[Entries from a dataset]
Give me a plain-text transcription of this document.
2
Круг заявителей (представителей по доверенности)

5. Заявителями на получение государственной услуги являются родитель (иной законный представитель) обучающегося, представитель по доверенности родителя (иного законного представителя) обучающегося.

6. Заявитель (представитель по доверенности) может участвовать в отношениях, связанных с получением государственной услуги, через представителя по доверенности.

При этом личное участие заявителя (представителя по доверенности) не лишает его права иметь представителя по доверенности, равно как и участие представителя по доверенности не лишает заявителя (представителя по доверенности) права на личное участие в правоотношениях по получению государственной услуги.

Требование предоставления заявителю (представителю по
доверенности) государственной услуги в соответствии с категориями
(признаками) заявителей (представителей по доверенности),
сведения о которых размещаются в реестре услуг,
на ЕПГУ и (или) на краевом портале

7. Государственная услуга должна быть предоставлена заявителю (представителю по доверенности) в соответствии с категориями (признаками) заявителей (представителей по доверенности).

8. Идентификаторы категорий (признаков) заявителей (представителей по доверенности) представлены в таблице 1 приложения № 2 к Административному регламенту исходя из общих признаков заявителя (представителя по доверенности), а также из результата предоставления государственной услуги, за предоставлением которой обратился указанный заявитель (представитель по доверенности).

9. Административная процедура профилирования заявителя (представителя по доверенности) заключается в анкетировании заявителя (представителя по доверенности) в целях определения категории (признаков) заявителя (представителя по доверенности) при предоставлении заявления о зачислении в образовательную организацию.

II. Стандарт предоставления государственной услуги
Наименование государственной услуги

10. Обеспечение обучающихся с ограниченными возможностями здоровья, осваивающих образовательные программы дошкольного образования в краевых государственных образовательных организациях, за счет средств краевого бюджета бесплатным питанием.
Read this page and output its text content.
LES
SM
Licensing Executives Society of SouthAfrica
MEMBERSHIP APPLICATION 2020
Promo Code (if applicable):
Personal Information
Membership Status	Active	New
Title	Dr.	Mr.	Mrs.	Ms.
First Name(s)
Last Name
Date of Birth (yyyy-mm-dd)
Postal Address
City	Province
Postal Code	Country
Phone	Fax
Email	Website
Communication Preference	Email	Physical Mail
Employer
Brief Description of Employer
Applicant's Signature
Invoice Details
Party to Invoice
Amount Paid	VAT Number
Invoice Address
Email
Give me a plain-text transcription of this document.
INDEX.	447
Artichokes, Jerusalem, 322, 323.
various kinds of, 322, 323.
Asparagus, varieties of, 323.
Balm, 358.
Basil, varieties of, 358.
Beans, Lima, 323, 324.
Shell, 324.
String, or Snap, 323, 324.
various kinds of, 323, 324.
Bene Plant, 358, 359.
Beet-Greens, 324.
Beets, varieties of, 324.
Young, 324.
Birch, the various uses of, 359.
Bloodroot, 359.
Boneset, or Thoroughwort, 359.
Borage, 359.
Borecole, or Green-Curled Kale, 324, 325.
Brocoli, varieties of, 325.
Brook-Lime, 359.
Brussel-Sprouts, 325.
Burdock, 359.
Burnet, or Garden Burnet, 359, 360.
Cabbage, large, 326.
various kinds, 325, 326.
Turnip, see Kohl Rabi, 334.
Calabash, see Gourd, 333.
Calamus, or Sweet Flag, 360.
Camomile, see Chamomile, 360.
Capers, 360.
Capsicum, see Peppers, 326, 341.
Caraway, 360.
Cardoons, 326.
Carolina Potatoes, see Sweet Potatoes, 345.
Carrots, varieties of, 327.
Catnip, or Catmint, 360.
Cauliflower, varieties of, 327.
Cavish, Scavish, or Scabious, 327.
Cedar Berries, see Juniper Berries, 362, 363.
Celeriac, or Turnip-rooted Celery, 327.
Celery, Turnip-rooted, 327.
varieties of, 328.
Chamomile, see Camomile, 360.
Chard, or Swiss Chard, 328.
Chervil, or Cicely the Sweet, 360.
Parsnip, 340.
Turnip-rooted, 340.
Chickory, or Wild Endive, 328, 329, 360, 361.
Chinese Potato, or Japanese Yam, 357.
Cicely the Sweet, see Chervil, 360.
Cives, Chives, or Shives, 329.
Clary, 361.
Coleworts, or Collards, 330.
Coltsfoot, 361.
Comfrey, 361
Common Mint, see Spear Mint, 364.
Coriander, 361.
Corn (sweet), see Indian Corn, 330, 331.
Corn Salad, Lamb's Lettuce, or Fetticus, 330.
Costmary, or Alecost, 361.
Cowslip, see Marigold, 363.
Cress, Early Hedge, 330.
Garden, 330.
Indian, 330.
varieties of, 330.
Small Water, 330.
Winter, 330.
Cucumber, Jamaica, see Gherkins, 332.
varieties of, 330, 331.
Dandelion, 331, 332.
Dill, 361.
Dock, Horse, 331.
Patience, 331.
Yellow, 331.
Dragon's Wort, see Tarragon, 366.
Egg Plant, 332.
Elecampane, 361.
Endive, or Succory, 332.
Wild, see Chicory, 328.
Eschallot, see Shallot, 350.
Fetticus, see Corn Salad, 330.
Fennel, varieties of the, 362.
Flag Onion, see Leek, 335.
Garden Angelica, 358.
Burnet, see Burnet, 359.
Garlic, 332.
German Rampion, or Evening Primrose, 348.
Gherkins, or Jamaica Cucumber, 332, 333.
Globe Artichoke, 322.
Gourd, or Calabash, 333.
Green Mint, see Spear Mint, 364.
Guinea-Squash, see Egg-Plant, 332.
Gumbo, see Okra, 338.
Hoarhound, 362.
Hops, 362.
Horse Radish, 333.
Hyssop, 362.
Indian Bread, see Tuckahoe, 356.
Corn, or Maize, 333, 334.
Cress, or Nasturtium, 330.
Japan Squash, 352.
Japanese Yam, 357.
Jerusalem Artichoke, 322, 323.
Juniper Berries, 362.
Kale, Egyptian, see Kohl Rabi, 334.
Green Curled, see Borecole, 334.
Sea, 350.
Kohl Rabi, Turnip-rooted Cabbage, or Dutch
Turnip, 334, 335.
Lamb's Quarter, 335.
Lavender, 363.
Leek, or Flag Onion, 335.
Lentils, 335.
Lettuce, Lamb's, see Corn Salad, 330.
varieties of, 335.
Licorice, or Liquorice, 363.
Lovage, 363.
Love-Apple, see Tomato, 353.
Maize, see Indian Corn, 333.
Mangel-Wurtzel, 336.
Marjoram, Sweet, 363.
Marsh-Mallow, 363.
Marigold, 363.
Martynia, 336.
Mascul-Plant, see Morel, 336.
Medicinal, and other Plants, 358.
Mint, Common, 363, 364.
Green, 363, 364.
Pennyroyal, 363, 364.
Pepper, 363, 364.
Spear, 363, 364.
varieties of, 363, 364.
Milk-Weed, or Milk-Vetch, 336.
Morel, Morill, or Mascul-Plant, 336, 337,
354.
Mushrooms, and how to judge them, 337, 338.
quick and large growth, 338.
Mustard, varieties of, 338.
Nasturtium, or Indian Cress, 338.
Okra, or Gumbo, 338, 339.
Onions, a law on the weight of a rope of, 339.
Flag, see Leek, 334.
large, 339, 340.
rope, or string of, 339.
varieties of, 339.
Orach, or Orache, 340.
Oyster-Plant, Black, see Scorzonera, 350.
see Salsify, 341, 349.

* What you have to do *
Reproduce the material above exactly; please quote every line of it.

* Complete answer *
Give me a plain-text transcription of this document.
2
Круг заявителей (представителей по доверенности)

5. Заявителями на получение государственной услуги являются родитель (иной законный представитель) обучающегося, представитель по доверенности родителя (иного законного представителя) обучающегося.

6. Заявитель (представитель по доверенности) может участвовать в отношениях, связанных с получением государственной услуги, через представителя по доверенности.

При этом личное участие заявителя (представителя по доверенности) не лишает его права иметь представителя по доверенности, равно как и участие представителя по доверенности не лишает заявителя (представителя по доверенности) права на личное участие в правоотношениях по получению государственной услуги.

Требование предоставления заявителю (представителю по
доверенности) государственной услуги в соответствии с категориями
(признаками) заявителей (представителей по доверенности),
сведения о которых размещаются в реестре услуг,
на ЕПГУ и (или) на краевом портале

7. Государственная услуга должна быть предоставлена заявителю (представителю по доверенности) в соответствии с категориями (признаками) заявителей (представителей по доверенности).

8. Идентификаторы категорий (признаков) заявителей (представителей по доверенности) представлены в таблице 1 приложения № 2 к Административному регламенту исходя из общих признаков заявителя (представителя по доверенности), а также из результата предоставления государственной услуги, за предоставлением которой обратился указанный заявитель (представитель по доверенности).

9. Административная процедура профилирования заявителя (представителя по доверенности) заключается в анкетировании заявителя (представителя по доверенности) в целях определения категории (признаков) заявителя (представителя по доверенности) при предоставлении заявления о зачислении в образовательную организацию.

II. Стандарт предоставления государственной услуги
Наименование государственной услуги

10. Обеспечение обучающихся с ограниченными возможностями здоровья, осваивающих образовательные программы дошкольного образования в краевых государственных образовательных организациях, за счет средств краевого бюджета бесплатным питанием.
Read this page and output its text content.
LES
SM
Licensing Executives Society of SouthAfrica
MEMBERSHIP APPLICATION 2020
Promo Code (if applicable):
Personal Information
Membership Status	Active	New
Title	Dr.	Mr.	Mrs.	Ms.
First Name(s)
Last Name
Date of Birth (yyyy-mm-dd)
Postal Address
City	Province
Postal Code	Country
Phone	Fax
Email	Website
Communication Preference	Email	Physical Mail
Employer
Brief Description of Employer
Applicant's Signature
Invoice Details
Party to Invoice
Amount Paid	VAT Number
Invoice Address
Email
Give me a plain-text transcription of this document.
INDEX.	447
Artichokes, Jerusalem, 322, 323.
various kinds of, 322, 323.
Asparagus, varieties of, 323.
Balm, 358.
Basil, varieties of, 358.
Beans, Lima, 323, 324.
Shell, 324.
String, or Snap, 323, 324.
various kinds of, 323, 324.
Bene Plant, 358, 359.
Beet-Greens, 324.
Beets, varieties of, 324.
Young, 324.
Birch, the various uses of, 359.
Bloodroot, 359.
Boneset, or Thoroughwort, 359.
Borage, 359.
Borecole, or Green-Curled Kale, 324, 325.
Brocoli, varieties of, 325.
Brook-Lime, 359.
Brussel-Sprouts, 325.
Burdock, 359.
Burnet, or Garden Burnet, 359, 360.
Cabbage, large, 326.
various kinds, 325, 326.
Turnip, see Kohl Rabi, 334.
Calabash, see Gourd, 333.
Calamus, or Sweet Flag, 360.
Camomile, see Chamomile, 360.
Capers, 360.
Capsicum, see Peppers, 326, 341.
Caraway, 360.
Cardoons, 326.
Carolina Potatoes, see Sweet Potatoes, 345.
Carrots, varieties of, 327.
Catnip, or Catmint, 360.
Cauliflower, varieties of, 327.
Cavish, Scavish, or Scabious, 327.
Cedar Berries, see Juniper Berries, 362, 363.
Celeriac, or Turnip-rooted Celery, 327.
Celery, Turnip-rooted, 327.
varieties of, 328.
Chamomile, see Camomile, 360.
Chard, or Swiss Chard, 328.
Chervil, or Cicely the Sweet, 360.
Parsnip, 340.
Turnip-rooted, 340.
Chickory, or Wild Endive, 328, 329, 360, 361.
Chinese Potato, or Japanese Yam, 357.
Cicely the Sweet, see Chervil, 360.
Cives, Chives, or Shives, 329.
Clary, 361.
Coleworts, or Collards, 330.
Coltsfoot, 361.
Comfrey, 361
Common Mint, see Spear Mint, 364.
Coriander, 361.
Corn (sweet), see Indian Corn, 330, 331.
Corn Salad, Lamb's Lettuce, or Fetticus, 330.
Costmary, or Alecost, 361.
Cowslip, see Marigold, 363.
Cress, Early Hedge, 330.
Garden, 330.
Indian, 330.
varieties of, 330.
Small Water, 330.
Winter, 330.
Cucumber, Jamaica, see Gherkins, 332.
varieties of, 330, 331.
Dandelion, 331, 332.
Dill, 361.
Dock, Horse, 331.
Patience, 331.
Yellow, 331.
Dragon's Wort, see Tarragon, 366.
Egg Plant, 332.
Elecampane, 361.
Endive, or Succory, 332.
Wild, see Chicory, 328.
Eschallot, see Shallot, 350.
Fetticus, see Corn Salad, 330.
Fennel, varieties of the, 362.
Flag Onion, see Leek, 335.
Garden Angelica, 358.
Burnet, see Burnet, 359.
Garlic, 332.
German Rampion, or Evening Primrose, 348.
Gherkins, or Jamaica Cucumber, 332, 333.
Globe Artichoke, 322.
Gourd, or Calabash, 333.
Green Mint, see Spear Mint, 364.
Guinea-Squash, see Egg-Plant, 332.
Gumbo, see Okra, 338.
Hoarhound, 362.
Hops, 362.
Horse Radish, 333.
Hyssop, 362.
Indian Bread, see Tuckahoe, 356.
Corn, or Maize, 333, 334.
Cress, or Nasturtium, 330.
Japan Squash, 352.
Japanese Yam, 357.
Jerusalem Artichoke, 322, 323.
Juniper Berries, 362.
Kale, Egyptian, see Kohl Rabi, 334.
Green Curled, see Borecole, 334.
Sea, 350.
Kohl Rabi, Turnip-rooted Cabbage, or Dutch
Turnip, 334, 335.
Lamb's Quarter, 335.
Lavender, 363.
Leek, or Flag Onion, 335.
Lentils, 335.
Lettuce, Lamb's, see Corn Salad, 330.
varieties of, 335.
Licorice, or Liquorice, 363.
Lovage, 363.
Love-Apple, see Tomato, 353.
Maize, see Indian Corn, 333.
Mangel-Wurtzel, 336.
Marjoram, Sweet, 363.
Marsh-Mallow, 363.
Marigold, 363.
Martynia, 336.
Mascul-Plant, see Morel, 336.
Medicinal, and other Plants, 358.
Mint, Common, 363, 364.
Green, 363, 364.
Pennyroyal, 363, 364.
Pepper, 363, 364.
Spear, 363, 364.
varieties of, 363, 364.
Milk-Weed, or Milk-Vetch, 336.
Morel, Morill, or Mascul-Plant, 336, 337,
354.
Mushrooms, and how to judge them, 337, 338.
quick and large growth, 338.
Mustard, varieties of, 338.
Nasturtium, or Indian Cress, 338.
Okra, or Gumbo, 338, 339.
Onions, a law on the weight of a rope of, 339.
Flag, see Leek, 334.
large, 339, 340.
rope, or string of, 339.
varieties of, 339.
Orach, or Orache, 340.
Oyster-Plant, Black, see Scorzonera, 350.
see Salsify, 341, 349.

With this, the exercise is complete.